Retype each line of the material exactly, please, skipping any picture in it.
Supplied data start
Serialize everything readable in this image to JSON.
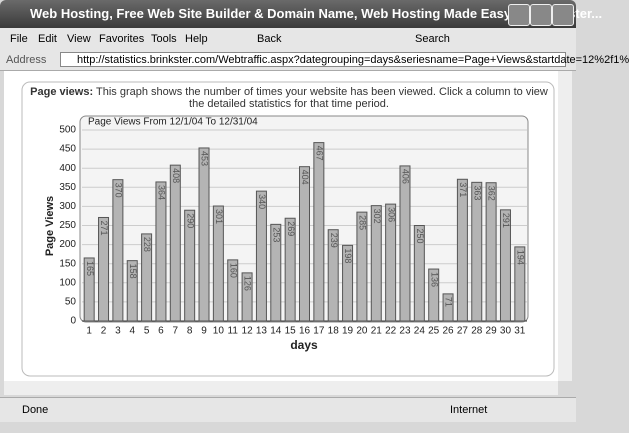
{
  "window": {
    "title": "Web Hosting, Free Web Site Builder & Domain Name, Web Hosting Made Easy By Brinkster..."
  },
  "menu": [
    "File",
    "Edit",
    "View",
    "Favorites",
    "Tools",
    "Help"
  ],
  "toolbar": {
    "back": "Back",
    "search": "Search"
  },
  "address": {
    "label": "Address",
    "url": "http://statistics.brinkster.com/Webtraffic.aspx?dategrouping=days&seriesname=Page+Views&startdate=12%2f1%"
  },
  "description": {
    "heading": "Page views:",
    "text": "This graph shows the number of times your website has been viewed.  Click a column to view the detailed statistics for that time period."
  },
  "chart_data": {
    "type": "bar",
    "title": "Page Views From 12/1/04 To 12/31/04",
    "x_label": "days",
    "y_label": "Page Views",
    "categories": [
      "1",
      "2",
      "3",
      "4",
      "5",
      "6",
      "7",
      "8",
      "9",
      "10",
      "11",
      "12",
      "13",
      "14",
      "15",
      "16",
      "17",
      "18",
      "19",
      "20",
      "21",
      "22",
      "23",
      "24",
      "25",
      "26",
      "27",
      "28",
      "29",
      "30",
      "31"
    ],
    "values": [
      165,
      271,
      370,
      158,
      228,
      364,
      408,
      290,
      453,
      301,
      160,
      126,
      340,
      253,
      269,
      404,
      467,
      239,
      198,
      285,
      302,
      306,
      406,
      250,
      136,
      71,
      371,
      363,
      362,
      291,
      194
    ],
    "color": "#b4b4b4",
    "ylim": [
      0,
      500
    ],
    "yticks": [
      0,
      50,
      100,
      150,
      200,
      250,
      300,
      350,
      400,
      450,
      500
    ],
    "grid": true
  },
  "status": {
    "left": "Done",
    "zone": "Internet"
  }
}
Supplied data end
**Written answer:**
Serialize everything readable in this image to JSON.
{
  "window": {
    "title": "Web Hosting, Free Web Site Builder & Domain Name, Web Hosting Made Easy By Brinkster..."
  },
  "menu": [
    "File",
    "Edit",
    "View",
    "Favorites",
    "Tools",
    "Help"
  ],
  "toolbar": {
    "back": "Back",
    "search": "Search"
  },
  "address": {
    "label": "Address",
    "url": "http://statistics.brinkster.com/Webtraffic.aspx?dategrouping=days&seriesname=Page+Views&startdate=12%2f1%"
  },
  "description": {
    "heading": "Page views:",
    "text": "This graph shows the number of times your website has been viewed.  Click a column to view the detailed statistics for that time period."
  },
  "chart_data": {
    "type": "bar",
    "title": "Page Views From 12/1/04 To 12/31/04",
    "x_label": "days",
    "y_label": "Page Views",
    "categories": [
      "1",
      "2",
      "3",
      "4",
      "5",
      "6",
      "7",
      "8",
      "9",
      "10",
      "11",
      "12",
      "13",
      "14",
      "15",
      "16",
      "17",
      "18",
      "19",
      "20",
      "21",
      "22",
      "23",
      "24",
      "25",
      "26",
      "27",
      "28",
      "29",
      "30",
      "31"
    ],
    "values": [
      165,
      271,
      370,
      158,
      228,
      364,
      408,
      290,
      453,
      301,
      160,
      126,
      340,
      253,
      269,
      404,
      467,
      239,
      198,
      285,
      302,
      306,
      406,
      250,
      136,
      71,
      371,
      363,
      362,
      291,
      194
    ],
    "color": "#b4b4b4",
    "ylim": [
      0,
      500
    ],
    "yticks": [
      0,
      50,
      100,
      150,
      200,
      250,
      300,
      350,
      400,
      450,
      500
    ],
    "grid": true
  },
  "status": {
    "left": "Done",
    "zone": "Internet"
  }
}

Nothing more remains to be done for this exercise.